#### [Instruction]
Print every entry word for word, but omit the pictures.

- - - -

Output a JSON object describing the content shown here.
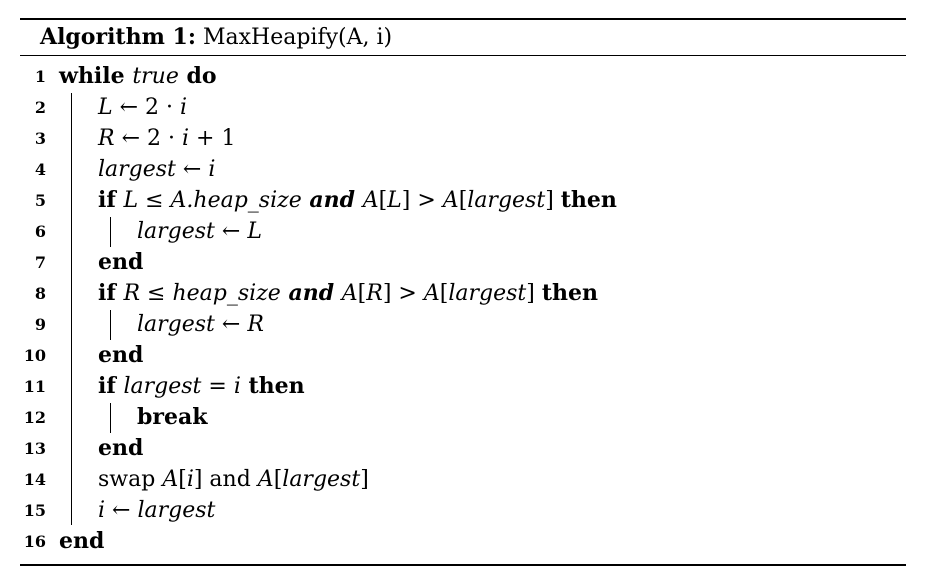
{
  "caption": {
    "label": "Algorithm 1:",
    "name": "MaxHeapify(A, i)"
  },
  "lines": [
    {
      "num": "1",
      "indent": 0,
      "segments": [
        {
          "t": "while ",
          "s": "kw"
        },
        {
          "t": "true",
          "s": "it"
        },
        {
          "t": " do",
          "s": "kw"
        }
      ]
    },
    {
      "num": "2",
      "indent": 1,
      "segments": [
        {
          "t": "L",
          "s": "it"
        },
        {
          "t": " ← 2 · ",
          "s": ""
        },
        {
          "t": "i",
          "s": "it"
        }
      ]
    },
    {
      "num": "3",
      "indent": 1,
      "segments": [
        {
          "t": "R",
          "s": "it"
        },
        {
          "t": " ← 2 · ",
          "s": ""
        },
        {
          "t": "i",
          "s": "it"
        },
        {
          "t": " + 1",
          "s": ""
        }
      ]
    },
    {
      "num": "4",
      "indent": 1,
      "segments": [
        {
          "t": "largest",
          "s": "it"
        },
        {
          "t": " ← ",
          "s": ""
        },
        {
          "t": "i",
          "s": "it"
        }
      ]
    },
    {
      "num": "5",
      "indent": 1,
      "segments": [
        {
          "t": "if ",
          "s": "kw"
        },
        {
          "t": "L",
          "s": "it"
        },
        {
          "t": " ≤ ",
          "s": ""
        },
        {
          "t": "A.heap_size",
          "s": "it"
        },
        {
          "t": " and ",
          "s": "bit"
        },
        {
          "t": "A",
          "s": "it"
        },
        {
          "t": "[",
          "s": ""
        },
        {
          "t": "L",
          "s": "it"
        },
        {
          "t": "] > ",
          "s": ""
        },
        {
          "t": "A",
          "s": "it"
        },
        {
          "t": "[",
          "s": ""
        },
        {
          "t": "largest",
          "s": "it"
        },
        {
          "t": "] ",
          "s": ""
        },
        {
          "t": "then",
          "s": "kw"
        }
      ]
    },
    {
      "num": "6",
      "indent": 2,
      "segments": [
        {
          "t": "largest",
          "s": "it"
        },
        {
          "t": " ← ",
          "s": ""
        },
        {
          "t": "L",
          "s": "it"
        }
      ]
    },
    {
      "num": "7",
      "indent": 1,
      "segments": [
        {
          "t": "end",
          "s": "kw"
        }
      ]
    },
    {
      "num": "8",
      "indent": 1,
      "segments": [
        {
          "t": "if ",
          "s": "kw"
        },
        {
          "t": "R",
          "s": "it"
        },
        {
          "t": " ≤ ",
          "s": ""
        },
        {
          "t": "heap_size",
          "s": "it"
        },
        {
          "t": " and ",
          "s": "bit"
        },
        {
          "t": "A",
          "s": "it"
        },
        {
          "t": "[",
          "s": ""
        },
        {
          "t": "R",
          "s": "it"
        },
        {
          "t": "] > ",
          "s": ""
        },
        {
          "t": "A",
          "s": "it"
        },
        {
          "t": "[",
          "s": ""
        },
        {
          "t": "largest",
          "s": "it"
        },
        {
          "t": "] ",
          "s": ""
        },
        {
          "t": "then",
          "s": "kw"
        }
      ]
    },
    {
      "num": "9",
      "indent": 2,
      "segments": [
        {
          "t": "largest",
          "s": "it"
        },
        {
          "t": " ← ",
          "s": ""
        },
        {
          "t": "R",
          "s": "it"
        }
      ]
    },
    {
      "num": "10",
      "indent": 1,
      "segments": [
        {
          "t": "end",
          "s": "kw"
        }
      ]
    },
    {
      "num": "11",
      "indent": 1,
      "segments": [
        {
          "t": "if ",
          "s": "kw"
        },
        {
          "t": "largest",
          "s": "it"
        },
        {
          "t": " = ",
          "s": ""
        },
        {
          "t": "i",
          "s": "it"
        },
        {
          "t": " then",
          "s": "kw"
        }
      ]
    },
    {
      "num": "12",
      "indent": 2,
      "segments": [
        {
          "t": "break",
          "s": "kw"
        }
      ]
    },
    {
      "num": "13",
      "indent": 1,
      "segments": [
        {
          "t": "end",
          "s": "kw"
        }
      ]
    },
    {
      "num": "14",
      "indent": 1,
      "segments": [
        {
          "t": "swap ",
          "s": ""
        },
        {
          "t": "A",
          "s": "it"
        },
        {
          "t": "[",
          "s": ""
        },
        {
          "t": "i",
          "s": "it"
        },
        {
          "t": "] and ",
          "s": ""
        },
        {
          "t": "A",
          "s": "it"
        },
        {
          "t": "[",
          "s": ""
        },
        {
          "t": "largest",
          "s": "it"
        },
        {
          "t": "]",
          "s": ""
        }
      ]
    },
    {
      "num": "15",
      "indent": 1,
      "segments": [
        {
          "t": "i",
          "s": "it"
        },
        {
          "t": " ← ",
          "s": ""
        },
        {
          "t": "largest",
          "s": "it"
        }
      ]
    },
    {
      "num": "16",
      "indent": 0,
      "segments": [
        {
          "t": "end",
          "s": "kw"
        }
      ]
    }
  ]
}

- - - -

#### [Solution to this task]
Output a JSON object describing the content shown here.
{
  "caption": {
    "label": "Algorithm 1:",
    "name": "MaxHeapify(A, i)"
  },
  "lines": [
    {
      "num": "1",
      "indent": 0,
      "segments": [
        {
          "t": "while ",
          "s": "kw"
        },
        {
          "t": "true",
          "s": "it"
        },
        {
          "t": " do",
          "s": "kw"
        }
      ]
    },
    {
      "num": "2",
      "indent": 1,
      "segments": [
        {
          "t": "L",
          "s": "it"
        },
        {
          "t": " ← 2 · ",
          "s": ""
        },
        {
          "t": "i",
          "s": "it"
        }
      ]
    },
    {
      "num": "3",
      "indent": 1,
      "segments": [
        {
          "t": "R",
          "s": "it"
        },
        {
          "t": " ← 2 · ",
          "s": ""
        },
        {
          "t": "i",
          "s": "it"
        },
        {
          "t": " + 1",
          "s": ""
        }
      ]
    },
    {
      "num": "4",
      "indent": 1,
      "segments": [
        {
          "t": "largest",
          "s": "it"
        },
        {
          "t": " ← ",
          "s": ""
        },
        {
          "t": "i",
          "s": "it"
        }
      ]
    },
    {
      "num": "5",
      "indent": 1,
      "segments": [
        {
          "t": "if ",
          "s": "kw"
        },
        {
          "t": "L",
          "s": "it"
        },
        {
          "t": " ≤ ",
          "s": ""
        },
        {
          "t": "A.heap_size",
          "s": "it"
        },
        {
          "t": " and ",
          "s": "bit"
        },
        {
          "t": "A",
          "s": "it"
        },
        {
          "t": "[",
          "s": ""
        },
        {
          "t": "L",
          "s": "it"
        },
        {
          "t": "] > ",
          "s": ""
        },
        {
          "t": "A",
          "s": "it"
        },
        {
          "t": "[",
          "s": ""
        },
        {
          "t": "largest",
          "s": "it"
        },
        {
          "t": "] ",
          "s": ""
        },
        {
          "t": "then",
          "s": "kw"
        }
      ]
    },
    {
      "num": "6",
      "indent": 2,
      "segments": [
        {
          "t": "largest",
          "s": "it"
        },
        {
          "t": " ← ",
          "s": ""
        },
        {
          "t": "L",
          "s": "it"
        }
      ]
    },
    {
      "num": "7",
      "indent": 1,
      "segments": [
        {
          "t": "end",
          "s": "kw"
        }
      ]
    },
    {
      "num": "8",
      "indent": 1,
      "segments": [
        {
          "t": "if ",
          "s": "kw"
        },
        {
          "t": "R",
          "s": "it"
        },
        {
          "t": " ≤ ",
          "s": ""
        },
        {
          "t": "heap_size",
          "s": "it"
        },
        {
          "t": " and ",
          "s": "bit"
        },
        {
          "t": "A",
          "s": "it"
        },
        {
          "t": "[",
          "s": ""
        },
        {
          "t": "R",
          "s": "it"
        },
        {
          "t": "] > ",
          "s": ""
        },
        {
          "t": "A",
          "s": "it"
        },
        {
          "t": "[",
          "s": ""
        },
        {
          "t": "largest",
          "s": "it"
        },
        {
          "t": "] ",
          "s": ""
        },
        {
          "t": "then",
          "s": "kw"
        }
      ]
    },
    {
      "num": "9",
      "indent": 2,
      "segments": [
        {
          "t": "largest",
          "s": "it"
        },
        {
          "t": " ← ",
          "s": ""
        },
        {
          "t": "R",
          "s": "it"
        }
      ]
    },
    {
      "num": "10",
      "indent": 1,
      "segments": [
        {
          "t": "end",
          "s": "kw"
        }
      ]
    },
    {
      "num": "11",
      "indent": 1,
      "segments": [
        {
          "t": "if ",
          "s": "kw"
        },
        {
          "t": "largest",
          "s": "it"
        },
        {
          "t": " = ",
          "s": ""
        },
        {
          "t": "i",
          "s": "it"
        },
        {
          "t": " then",
          "s": "kw"
        }
      ]
    },
    {
      "num": "12",
      "indent": 2,
      "segments": [
        {
          "t": "break",
          "s": "kw"
        }
      ]
    },
    {
      "num": "13",
      "indent": 1,
      "segments": [
        {
          "t": "end",
          "s": "kw"
        }
      ]
    },
    {
      "num": "14",
      "indent": 1,
      "segments": [
        {
          "t": "swap ",
          "s": ""
        },
        {
          "t": "A",
          "s": "it"
        },
        {
          "t": "[",
          "s": ""
        },
        {
          "t": "i",
          "s": "it"
        },
        {
          "t": "] and ",
          "s": ""
        },
        {
          "t": "A",
          "s": "it"
        },
        {
          "t": "[",
          "s": ""
        },
        {
          "t": "largest",
          "s": "it"
        },
        {
          "t": "]",
          "s": ""
        }
      ]
    },
    {
      "num": "15",
      "indent": 1,
      "segments": [
        {
          "t": "i",
          "s": "it"
        },
        {
          "t": " ← ",
          "s": ""
        },
        {
          "t": "largest",
          "s": "it"
        }
      ]
    },
    {
      "num": "16",
      "indent": 0,
      "segments": [
        {
          "t": "end",
          "s": "kw"
        }
      ]
    }
  ]
}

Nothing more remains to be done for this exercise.